### [EXERCISE AIM]
Show each line from the listing that includes the word "poklesly".

### [LISTING]
+ + + +

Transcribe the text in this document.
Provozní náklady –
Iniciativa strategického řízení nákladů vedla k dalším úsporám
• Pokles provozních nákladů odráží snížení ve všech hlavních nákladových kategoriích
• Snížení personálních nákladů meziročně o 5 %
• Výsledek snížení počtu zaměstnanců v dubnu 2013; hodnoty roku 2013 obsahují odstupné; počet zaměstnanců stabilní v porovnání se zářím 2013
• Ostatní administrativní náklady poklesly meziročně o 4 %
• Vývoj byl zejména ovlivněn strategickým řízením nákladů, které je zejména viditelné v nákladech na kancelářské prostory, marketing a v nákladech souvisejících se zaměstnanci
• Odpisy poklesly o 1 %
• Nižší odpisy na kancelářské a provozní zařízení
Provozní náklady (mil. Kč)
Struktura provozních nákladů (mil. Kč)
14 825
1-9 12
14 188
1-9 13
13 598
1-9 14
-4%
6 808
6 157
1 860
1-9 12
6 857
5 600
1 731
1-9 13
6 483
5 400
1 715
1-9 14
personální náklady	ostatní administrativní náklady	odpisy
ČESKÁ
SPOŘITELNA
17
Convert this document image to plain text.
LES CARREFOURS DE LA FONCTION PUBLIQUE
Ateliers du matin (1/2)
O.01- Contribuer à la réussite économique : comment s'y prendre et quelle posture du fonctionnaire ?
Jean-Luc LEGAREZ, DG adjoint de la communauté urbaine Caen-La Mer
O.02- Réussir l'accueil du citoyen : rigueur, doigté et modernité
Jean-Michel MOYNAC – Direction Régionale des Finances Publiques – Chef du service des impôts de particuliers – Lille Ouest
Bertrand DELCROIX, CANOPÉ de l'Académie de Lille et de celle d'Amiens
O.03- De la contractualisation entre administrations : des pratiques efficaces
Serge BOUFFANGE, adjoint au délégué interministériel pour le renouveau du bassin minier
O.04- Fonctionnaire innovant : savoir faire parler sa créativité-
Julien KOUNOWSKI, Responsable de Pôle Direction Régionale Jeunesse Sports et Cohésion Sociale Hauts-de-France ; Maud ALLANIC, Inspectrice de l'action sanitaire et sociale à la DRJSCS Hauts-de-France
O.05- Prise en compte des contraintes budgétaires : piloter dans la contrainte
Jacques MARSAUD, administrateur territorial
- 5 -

+ + + +

### [WORKED ANSWER]
• Ostatní administrativní náklady poklesly meziročně o 4 %
• Odpisy poklesly o 1 %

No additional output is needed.